* SHORT EXERCISE
Wherever the word "title" turns up in a line of the entries, copy that line.

-- BEGIN RECORD EXTRACTS --

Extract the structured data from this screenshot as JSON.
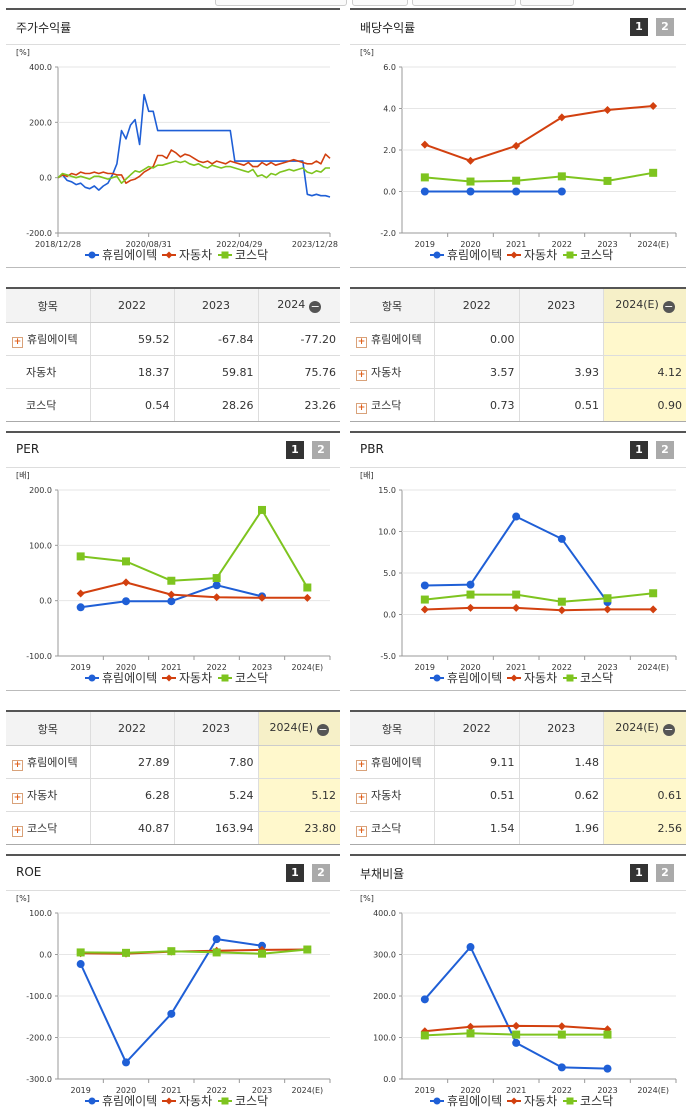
{
  "legend_names": [
    "휴림에이텍",
    "자동차",
    "코스닥"
  ],
  "colors": {
    "company": "#1f5fd6",
    "industry": "#d2400f",
    "index": "#7ec41f"
  },
  "pager": {
    "one": "1",
    "two": "2"
  },
  "tables": {
    "returns": {
      "columns": [
        "항목",
        "2022",
        "2023",
        "2024"
      ],
      "rows": [
        {
          "name": "휴림에이텍",
          "values": [
            "59.52",
            "-67.84",
            "-77.20"
          ]
        },
        {
          "name": "자동차",
          "values": [
            "18.37",
            "59.81",
            "75.76"
          ]
        },
        {
          "name": "코스닥",
          "values": [
            "0.54",
            "28.26",
            "23.26"
          ]
        }
      ]
    },
    "dividend": {
      "columns": [
        "항목",
        "2022",
        "2023",
        "2024(E)"
      ],
      "rows": [
        {
          "name": "휴림에이텍",
          "values": [
            "0.00",
            "",
            ""
          ]
        },
        {
          "name": "자동차",
          "values": [
            "3.57",
            "3.93",
            "4.12"
          ]
        },
        {
          "name": "코스닥",
          "values": [
            "0.73",
            "0.51",
            "0.90"
          ]
        }
      ]
    },
    "per": {
      "columns": [
        "항목",
        "2022",
        "2023",
        "2024(E)"
      ],
      "rows": [
        {
          "name": "휴림에이텍",
          "values": [
            "27.89",
            "7.80",
            ""
          ]
        },
        {
          "name": "자동차",
          "values": [
            "6.28",
            "5.24",
            "5.12"
          ]
        },
        {
          "name": "코스닥",
          "values": [
            "40.87",
            "163.94",
            "23.80"
          ]
        }
      ]
    },
    "pbr": {
      "columns": [
        "항목",
        "2022",
        "2023",
        "2024(E)"
      ],
      "rows": [
        {
          "name": "휴림에이텍",
          "values": [
            "9.11",
            "1.48",
            ""
          ]
        },
        {
          "name": "자동차",
          "values": [
            "0.51",
            "0.62",
            "0.61"
          ]
        },
        {
          "name": "코스닥",
          "values": [
            "1.54",
            "1.96",
            "2.56"
          ]
        }
      ]
    }
  },
  "chart_data": [
    {
      "id": "returns",
      "type": "line",
      "title": "주가수익률",
      "unit": "[%]",
      "ylim": [
        -200,
        400
      ],
      "yticks": [
        -200,
        0,
        200,
        400
      ],
      "ytick_decimals": 1,
      "x_range": [
        0,
        60
      ],
      "xtick_positions": [
        0,
        20,
        40,
        60
      ],
      "xtick_labels": [
        "2018/12/28",
        "2020/08/31",
        "2022/04/29",
        "2023/12/28"
      ],
      "markers": false,
      "series": [
        {
          "name": "휴림에이텍",
          "color": "#1f5fd6",
          "values": [
            0,
            10,
            -10,
            -15,
            -25,
            -20,
            -35,
            -40,
            -30,
            -45,
            -30,
            -20,
            10,
            50,
            170,
            140,
            190,
            210,
            120,
            300,
            240,
            240,
            170,
            170,
            170,
            170,
            170,
            170,
            170,
            170,
            170,
            170,
            170,
            170,
            170,
            170,
            170,
            170,
            170,
            60,
            60,
            60,
            60,
            60,
            60,
            60,
            60,
            60,
            60,
            60,
            60,
            60,
            60,
            60,
            60,
            -60,
            -65,
            -60,
            -65,
            -65,
            -70
          ]
        },
        {
          "name": "자동차",
          "color": "#d2400f",
          "values": [
            0,
            10,
            5,
            15,
            10,
            20,
            15,
            15,
            20,
            15,
            20,
            15,
            15,
            10,
            10,
            -20,
            -10,
            -5,
            5,
            20,
            30,
            40,
            80,
            80,
            70,
            100,
            90,
            75,
            85,
            80,
            70,
            60,
            55,
            60,
            50,
            60,
            55,
            50,
            60,
            55,
            50,
            45,
            55,
            40,
            40,
            55,
            45,
            55,
            45,
            50,
            55,
            60,
            65,
            60,
            55,
            50,
            50,
            60,
            50,
            85,
            70
          ]
        },
        {
          "name": "코스닥",
          "color": "#7ec41f",
          "values": [
            0,
            15,
            10,
            5,
            0,
            5,
            0,
            -5,
            5,
            5,
            0,
            -5,
            0,
            5,
            -20,
            -5,
            10,
            25,
            20,
            30,
            40,
            35,
            45,
            45,
            50,
            55,
            60,
            55,
            60,
            50,
            45,
            50,
            40,
            35,
            45,
            40,
            35,
            40,
            40,
            35,
            30,
            25,
            20,
            30,
            5,
            10,
            0,
            15,
            10,
            20,
            25,
            30,
            25,
            30,
            35,
            20,
            15,
            25,
            20,
            35,
            35
          ]
        }
      ]
    },
    {
      "id": "dividend",
      "type": "line",
      "title": "배당수익률",
      "unit": "[%]",
      "ylim": [
        -2,
        6
      ],
      "yticks": [
        -2,
        0,
        2,
        4,
        6
      ],
      "ytick_decimals": 1,
      "categories": [
        "2019",
        "2020",
        "2021",
        "2022",
        "2023",
        "2024(E)"
      ],
      "markers": true,
      "series": [
        {
          "name": "휴림에이텍",
          "color": "#1f5fd6",
          "values": [
            0,
            0,
            0,
            0,
            null,
            null
          ]
        },
        {
          "name": "자동차",
          "color": "#d2400f",
          "values": [
            2.26,
            1.48,
            2.2,
            3.57,
            3.93,
            4.12
          ]
        },
        {
          "name": "코스닥",
          "color": "#7ec41f",
          "values": [
            0.68,
            0.48,
            0.52,
            0.73,
            0.51,
            0.9
          ]
        }
      ]
    },
    {
      "id": "per",
      "type": "line",
      "title": "PER",
      "unit": "[배]",
      "ylim": [
        -100,
        200
      ],
      "yticks": [
        -100,
        0,
        100,
        200
      ],
      "ytick_decimals": 1,
      "categories": [
        "2019",
        "2020",
        "2021",
        "2022",
        "2023",
        "2024(E)"
      ],
      "markers": true,
      "series": [
        {
          "name": "휴림에이텍",
          "color": "#1f5fd6",
          "values": [
            -12,
            -1,
            -1,
            27.89,
            7.8,
            null
          ]
        },
        {
          "name": "자동차",
          "color": "#d2400f",
          "values": [
            13,
            33,
            11,
            6.28,
            5.24,
            5.12
          ]
        },
        {
          "name": "코스닥",
          "color": "#7ec41f",
          "values": [
            80,
            71,
            36,
            40.87,
            163.94,
            23.8
          ]
        }
      ]
    },
    {
      "id": "pbr",
      "type": "line",
      "title": "PBR",
      "unit": "[배]",
      "ylim": [
        -5,
        15
      ],
      "yticks": [
        -5,
        0,
        5,
        10,
        15
      ],
      "ytick_decimals": 1,
      "categories": [
        "2019",
        "2020",
        "2021",
        "2022",
        "2023",
        "2024(E)"
      ],
      "markers": true,
      "series": [
        {
          "name": "휴림에이텍",
          "color": "#1f5fd6",
          "values": [
            3.5,
            3.6,
            11.8,
            9.11,
            1.48,
            null
          ]
        },
        {
          "name": "자동차",
          "color": "#d2400f",
          "values": [
            0.6,
            0.8,
            0.8,
            0.51,
            0.62,
            0.61
          ]
        },
        {
          "name": "코스닥",
          "color": "#7ec41f",
          "values": [
            1.8,
            2.4,
            2.4,
            1.54,
            1.96,
            2.56
          ]
        }
      ]
    },
    {
      "id": "roe",
      "type": "line",
      "title": "ROE",
      "unit": "[%]",
      "ylim": [
        -300,
        100
      ],
      "yticks": [
        -300,
        -200,
        -100,
        0,
        100
      ],
      "ytick_decimals": 1,
      "categories": [
        "2019",
        "2020",
        "2021",
        "2022",
        "2023",
        "2024(E)"
      ],
      "markers": true,
      "series": [
        {
          "name": "휴림에이텍",
          "color": "#1f5fd6",
          "values": [
            -23,
            -260,
            -143,
            37,
            21,
            null
          ]
        },
        {
          "name": "자동차",
          "color": "#d2400f",
          "values": [
            3,
            2,
            7,
            9,
            11,
            12
          ]
        },
        {
          "name": "코스닥",
          "color": "#7ec41f",
          "values": [
            5,
            4,
            8,
            5,
            2,
            12
          ]
        }
      ]
    },
    {
      "id": "debt",
      "type": "line",
      "title": "부채비율",
      "unit": "[%]",
      "ylim": [
        0,
        400
      ],
      "yticks": [
        0,
        100,
        200,
        300,
        400
      ],
      "ytick_decimals": 1,
      "categories": [
        "2019",
        "2020",
        "2021",
        "2022",
        "2023",
        "2024(E)"
      ],
      "markers": true,
      "series": [
        {
          "name": "휴림에이텍",
          "color": "#1f5fd6",
          "values": [
            192,
            318,
            87,
            28,
            25,
            null
          ]
        },
        {
          "name": "자동차",
          "color": "#d2400f",
          "values": [
            115,
            126,
            128,
            127,
            120,
            null
          ]
        },
        {
          "name": "코스닥",
          "color": "#7ec41f",
          "values": [
            105,
            110,
            107,
            107,
            107,
            null
          ]
        }
      ]
    }
  ]
}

-- END RECORD EXTRACTS --

* RESPONSE TO THE EXERCISE
      "title": "주가수익률",
      "title": "배당수익률",
      "title": "PER",
      "title": "PBR",
      "title": "ROE",
      "title": "부채비율",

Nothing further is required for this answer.